Write the data out again in full, with no departure from the original.

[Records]
○ ○ ○

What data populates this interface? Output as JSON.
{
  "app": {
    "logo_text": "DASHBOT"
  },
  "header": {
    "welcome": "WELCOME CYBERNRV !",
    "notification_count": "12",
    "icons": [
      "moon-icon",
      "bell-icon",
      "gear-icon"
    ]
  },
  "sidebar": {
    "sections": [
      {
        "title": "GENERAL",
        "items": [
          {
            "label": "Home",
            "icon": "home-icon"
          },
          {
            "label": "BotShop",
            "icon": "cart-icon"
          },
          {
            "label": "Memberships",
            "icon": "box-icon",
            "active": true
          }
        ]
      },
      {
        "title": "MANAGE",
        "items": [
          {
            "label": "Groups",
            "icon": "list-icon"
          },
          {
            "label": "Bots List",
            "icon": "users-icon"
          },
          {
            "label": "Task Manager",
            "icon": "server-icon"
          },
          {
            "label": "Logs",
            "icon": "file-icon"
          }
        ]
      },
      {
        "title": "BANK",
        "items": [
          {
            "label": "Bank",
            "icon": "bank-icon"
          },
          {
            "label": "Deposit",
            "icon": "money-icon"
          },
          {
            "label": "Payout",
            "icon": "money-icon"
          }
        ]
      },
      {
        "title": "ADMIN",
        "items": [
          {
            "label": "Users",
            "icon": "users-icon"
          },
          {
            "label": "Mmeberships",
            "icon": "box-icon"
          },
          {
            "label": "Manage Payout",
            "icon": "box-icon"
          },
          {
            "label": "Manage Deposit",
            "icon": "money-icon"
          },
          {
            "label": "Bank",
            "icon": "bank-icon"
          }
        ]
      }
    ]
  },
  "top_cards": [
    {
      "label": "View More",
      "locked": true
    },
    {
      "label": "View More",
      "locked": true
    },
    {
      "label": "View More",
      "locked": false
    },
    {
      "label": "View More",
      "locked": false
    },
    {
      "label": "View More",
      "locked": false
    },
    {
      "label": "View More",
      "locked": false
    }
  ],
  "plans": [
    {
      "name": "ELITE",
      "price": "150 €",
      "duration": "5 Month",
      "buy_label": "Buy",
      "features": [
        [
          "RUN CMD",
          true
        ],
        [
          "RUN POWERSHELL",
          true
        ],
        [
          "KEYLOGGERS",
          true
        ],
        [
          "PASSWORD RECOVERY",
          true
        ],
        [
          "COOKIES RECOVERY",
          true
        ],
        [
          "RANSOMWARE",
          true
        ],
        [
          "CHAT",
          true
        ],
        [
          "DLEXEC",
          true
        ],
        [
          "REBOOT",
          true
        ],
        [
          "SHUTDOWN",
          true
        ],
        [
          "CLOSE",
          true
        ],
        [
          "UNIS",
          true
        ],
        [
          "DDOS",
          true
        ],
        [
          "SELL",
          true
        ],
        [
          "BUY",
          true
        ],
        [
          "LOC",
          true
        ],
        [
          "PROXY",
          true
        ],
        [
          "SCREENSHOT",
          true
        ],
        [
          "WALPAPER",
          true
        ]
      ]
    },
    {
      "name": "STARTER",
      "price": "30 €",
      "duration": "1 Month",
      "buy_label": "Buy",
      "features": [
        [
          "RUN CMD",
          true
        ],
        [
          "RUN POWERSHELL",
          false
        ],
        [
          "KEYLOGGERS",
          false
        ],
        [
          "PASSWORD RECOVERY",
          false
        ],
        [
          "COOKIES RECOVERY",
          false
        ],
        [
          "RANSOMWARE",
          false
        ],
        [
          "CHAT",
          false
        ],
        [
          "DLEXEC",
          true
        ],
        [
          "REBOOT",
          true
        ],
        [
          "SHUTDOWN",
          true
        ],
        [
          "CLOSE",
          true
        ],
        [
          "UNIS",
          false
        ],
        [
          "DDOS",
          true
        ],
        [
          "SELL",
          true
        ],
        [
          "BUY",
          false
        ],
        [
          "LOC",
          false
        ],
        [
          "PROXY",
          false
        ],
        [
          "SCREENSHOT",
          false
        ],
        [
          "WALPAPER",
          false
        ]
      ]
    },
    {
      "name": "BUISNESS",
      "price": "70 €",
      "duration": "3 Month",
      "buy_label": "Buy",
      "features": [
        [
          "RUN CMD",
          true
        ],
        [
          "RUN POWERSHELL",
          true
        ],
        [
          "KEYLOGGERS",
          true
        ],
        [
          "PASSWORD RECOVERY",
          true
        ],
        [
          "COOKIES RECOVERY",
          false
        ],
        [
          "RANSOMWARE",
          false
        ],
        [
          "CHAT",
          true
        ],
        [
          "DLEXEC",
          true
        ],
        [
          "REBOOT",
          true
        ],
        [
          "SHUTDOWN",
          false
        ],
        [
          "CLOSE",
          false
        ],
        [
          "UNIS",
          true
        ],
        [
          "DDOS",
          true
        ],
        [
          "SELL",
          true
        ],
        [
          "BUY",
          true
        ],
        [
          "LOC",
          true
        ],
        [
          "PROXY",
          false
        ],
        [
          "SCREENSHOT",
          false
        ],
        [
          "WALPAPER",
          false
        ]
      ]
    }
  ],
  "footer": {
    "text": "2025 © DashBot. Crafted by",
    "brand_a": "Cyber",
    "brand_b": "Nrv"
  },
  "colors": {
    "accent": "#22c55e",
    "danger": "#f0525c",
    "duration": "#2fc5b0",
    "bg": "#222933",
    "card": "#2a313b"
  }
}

○ ○ ○

> [In response]:
What data populates this interface? Output as JSON.
{
  "app": {
    "logo_text": "DASHBOT"
  },
  "header": {
    "welcome": "WELCOME CYBERNRV !",
    "notification_count": "12",
    "icons": [
      "moon-icon",
      "bell-icon",
      "gear-icon"
    ]
  },
  "sidebar": {
    "sections": [
      {
        "title": "GENERAL",
        "items": [
          {
            "label": "Home",
            "icon": "home-icon"
          },
          {
            "label": "BotShop",
            "icon": "cart-icon"
          },
          {
            "label": "Memberships",
            "icon": "box-icon",
            "active": true
          }
        ]
      },
      {
        "title": "MANAGE",
        "items": [
          {
            "label": "Groups",
            "icon": "list-icon"
          },
          {
            "label": "Bots List",
            "icon": "users-icon"
          },
          {
            "label": "Task Manager",
            "icon": "server-icon"
          },
          {
            "label": "Logs",
            "icon": "file-icon"
          }
        ]
      },
      {
        "title": "BANK",
        "items": [
          {
            "label": "Bank",
            "icon": "bank-icon"
          },
          {
            "label": "Deposit",
            "icon": "money-icon"
          },
          {
            "label": "Payout",
            "icon": "money-icon"
          }
        ]
      },
      {
        "title": "ADMIN",
        "items": [
          {
            "label": "Users",
            "icon": "users-icon"
          },
          {
            "label": "Mmeberships",
            "icon": "box-icon"
          },
          {
            "label": "Manage Payout",
            "icon": "box-icon"
          },
          {
            "label": "Manage Deposit",
            "icon": "money-icon"
          },
          {
            "label": "Bank",
            "icon": "bank-icon"
          }
        ]
      }
    ]
  },
  "top_cards": [
    {
      "label": "View More",
      "locked": true
    },
    {
      "label": "View More",
      "locked": true
    },
    {
      "label": "View More",
      "locked": false
    },
    {
      "label": "View More",
      "locked": false
    },
    {
      "label": "View More",
      "locked": false
    },
    {
      "label": "View More",
      "locked": false
    }
  ],
  "plans": [
    {
      "name": "ELITE",
      "price": "150 €",
      "duration": "5 Month",
      "buy_label": "Buy",
      "features": [
        [
          "RUN CMD",
          true
        ],
        [
          "RUN POWERSHELL",
          true
        ],
        [
          "KEYLOGGERS",
          true
        ],
        [
          "PASSWORD RECOVERY",
          true
        ],
        [
          "COOKIES RECOVERY",
          true
        ],
        [
          "RANSOMWARE",
          true
        ],
        [
          "CHAT",
          true
        ],
        [
          "DLEXEC",
          true
        ],
        [
          "REBOOT",
          true
        ],
        [
          "SHUTDOWN",
          true
        ],
        [
          "CLOSE",
          true
        ],
        [
          "UNIS",
          true
        ],
        [
          "DDOS",
          true
        ],
        [
          "SELL",
          true
        ],
        [
          "BUY",
          true
        ],
        [
          "LOC",
          true
        ],
        [
          "PROXY",
          true
        ],
        [
          "SCREENSHOT",
          true
        ],
        [
          "WALPAPER",
          true
        ]
      ]
    },
    {
      "name": "STARTER",
      "price": "30 €",
      "duration": "1 Month",
      "buy_label": "Buy",
      "features": [
        [
          "RUN CMD",
          true
        ],
        [
          "RUN POWERSHELL",
          false
        ],
        [
          "KEYLOGGERS",
          false
        ],
        [
          "PASSWORD RECOVERY",
          false
        ],
        [
          "COOKIES RECOVERY",
          false
        ],
        [
          "RANSOMWARE",
          false
        ],
        [
          "CHAT",
          false
        ],
        [
          "DLEXEC",
          true
        ],
        [
          "REBOOT",
          true
        ],
        [
          "SHUTDOWN",
          true
        ],
        [
          "CLOSE",
          true
        ],
        [
          "UNIS",
          false
        ],
        [
          "DDOS",
          true
        ],
        [
          "SELL",
          true
        ],
        [
          "BUY",
          false
        ],
        [
          "LOC",
          false
        ],
        [
          "PROXY",
          false
        ],
        [
          "SCREENSHOT",
          false
        ],
        [
          "WALPAPER",
          false
        ]
      ]
    },
    {
      "name": "BUISNESS",
      "price": "70 €",
      "duration": "3 Month",
      "buy_label": "Buy",
      "features": [
        [
          "RUN CMD",
          true
        ],
        [
          "RUN POWERSHELL",
          true
        ],
        [
          "KEYLOGGERS",
          true
        ],
        [
          "PASSWORD RECOVERY",
          true
        ],
        [
          "COOKIES RECOVERY",
          false
        ],
        [
          "RANSOMWARE",
          false
        ],
        [
          "CHAT",
          true
        ],
        [
          "DLEXEC",
          true
        ],
        [
          "REBOOT",
          true
        ],
        [
          "SHUTDOWN",
          false
        ],
        [
          "CLOSE",
          false
        ],
        [
          "UNIS",
          true
        ],
        [
          "DDOS",
          true
        ],
        [
          "SELL",
          true
        ],
        [
          "BUY",
          true
        ],
        [
          "LOC",
          true
        ],
        [
          "PROXY",
          false
        ],
        [
          "SCREENSHOT",
          false
        ],
        [
          "WALPAPER",
          false
        ]
      ]
    }
  ],
  "footer": {
    "text": "2025 © DashBot. Crafted by",
    "brand_a": "Cyber",
    "brand_b": "Nrv"
  },
  "colors": {
    "accent": "#22c55e",
    "danger": "#f0525c",
    "duration": "#2fc5b0",
    "bg": "#222933",
    "card": "#2a313b"
  }
}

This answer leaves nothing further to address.